Prompt: Copy every record below exactly as written, but leave out the pictures.

Data listing:
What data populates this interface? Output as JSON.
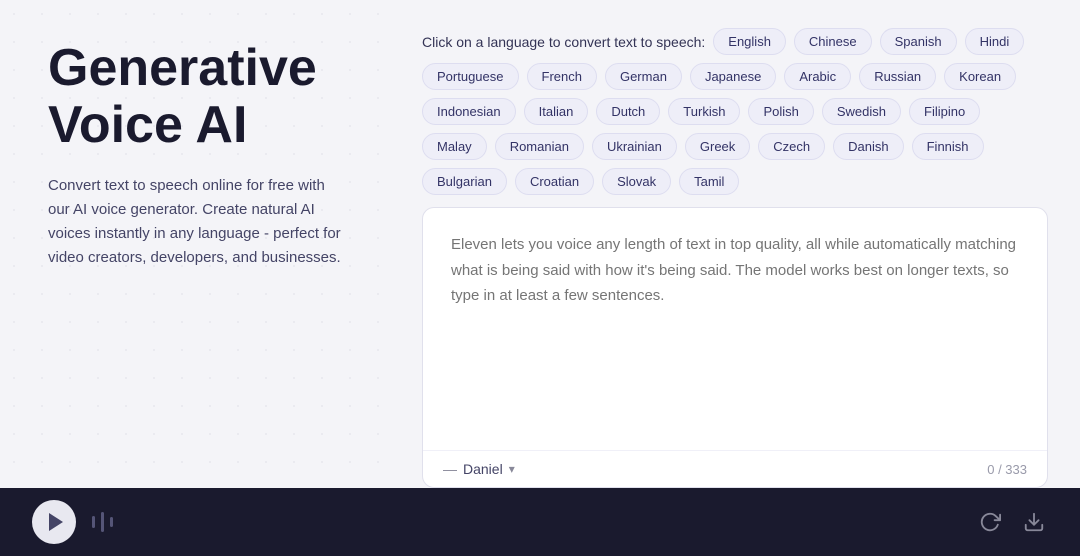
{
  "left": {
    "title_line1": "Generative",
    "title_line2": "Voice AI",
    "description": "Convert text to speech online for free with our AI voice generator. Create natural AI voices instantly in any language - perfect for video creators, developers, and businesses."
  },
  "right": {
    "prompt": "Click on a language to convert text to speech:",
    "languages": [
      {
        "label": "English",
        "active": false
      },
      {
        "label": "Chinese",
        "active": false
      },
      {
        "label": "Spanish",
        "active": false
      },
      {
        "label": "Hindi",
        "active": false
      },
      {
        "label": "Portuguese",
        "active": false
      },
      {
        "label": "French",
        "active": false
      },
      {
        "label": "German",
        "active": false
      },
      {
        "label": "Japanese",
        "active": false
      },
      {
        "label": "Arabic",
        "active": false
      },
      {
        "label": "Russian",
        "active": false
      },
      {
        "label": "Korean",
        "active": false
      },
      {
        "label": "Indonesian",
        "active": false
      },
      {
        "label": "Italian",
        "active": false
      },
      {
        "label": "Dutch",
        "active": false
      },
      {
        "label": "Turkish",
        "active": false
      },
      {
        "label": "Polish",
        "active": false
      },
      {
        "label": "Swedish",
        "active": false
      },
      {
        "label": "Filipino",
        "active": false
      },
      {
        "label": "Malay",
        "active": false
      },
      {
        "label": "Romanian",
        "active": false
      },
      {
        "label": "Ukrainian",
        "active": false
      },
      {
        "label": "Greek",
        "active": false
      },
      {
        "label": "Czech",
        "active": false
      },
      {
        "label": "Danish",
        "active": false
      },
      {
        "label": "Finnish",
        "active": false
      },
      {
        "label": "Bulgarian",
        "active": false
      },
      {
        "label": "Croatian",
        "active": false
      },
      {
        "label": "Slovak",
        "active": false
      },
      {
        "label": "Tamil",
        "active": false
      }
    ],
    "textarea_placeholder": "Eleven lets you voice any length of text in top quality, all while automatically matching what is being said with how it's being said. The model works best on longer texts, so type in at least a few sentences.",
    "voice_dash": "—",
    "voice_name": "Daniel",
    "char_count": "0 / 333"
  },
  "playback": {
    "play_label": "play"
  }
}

Answer to this problem:
What data populates this interface? Output as JSON.
{
  "left": {
    "title_line1": "Generative",
    "title_line2": "Voice AI",
    "description": "Convert text to speech online for free with our AI voice generator. Create natural AI voices instantly in any language - perfect for video creators, developers, and businesses."
  },
  "right": {
    "prompt": "Click on a language to convert text to speech:",
    "languages": [
      {
        "label": "English",
        "active": false
      },
      {
        "label": "Chinese",
        "active": false
      },
      {
        "label": "Spanish",
        "active": false
      },
      {
        "label": "Hindi",
        "active": false
      },
      {
        "label": "Portuguese",
        "active": false
      },
      {
        "label": "French",
        "active": false
      },
      {
        "label": "German",
        "active": false
      },
      {
        "label": "Japanese",
        "active": false
      },
      {
        "label": "Arabic",
        "active": false
      },
      {
        "label": "Russian",
        "active": false
      },
      {
        "label": "Korean",
        "active": false
      },
      {
        "label": "Indonesian",
        "active": false
      },
      {
        "label": "Italian",
        "active": false
      },
      {
        "label": "Dutch",
        "active": false
      },
      {
        "label": "Turkish",
        "active": false
      },
      {
        "label": "Polish",
        "active": false
      },
      {
        "label": "Swedish",
        "active": false
      },
      {
        "label": "Filipino",
        "active": false
      },
      {
        "label": "Malay",
        "active": false
      },
      {
        "label": "Romanian",
        "active": false
      },
      {
        "label": "Ukrainian",
        "active": false
      },
      {
        "label": "Greek",
        "active": false
      },
      {
        "label": "Czech",
        "active": false
      },
      {
        "label": "Danish",
        "active": false
      },
      {
        "label": "Finnish",
        "active": false
      },
      {
        "label": "Bulgarian",
        "active": false
      },
      {
        "label": "Croatian",
        "active": false
      },
      {
        "label": "Slovak",
        "active": false
      },
      {
        "label": "Tamil",
        "active": false
      }
    ],
    "textarea_placeholder": "Eleven lets you voice any length of text in top quality, all while automatically matching what is being said with how it's being said. The model works best on longer texts, so type in at least a few sentences.",
    "voice_dash": "—",
    "voice_name": "Daniel",
    "char_count": "0 / 333"
  },
  "playback": {
    "play_label": "play"
  }
}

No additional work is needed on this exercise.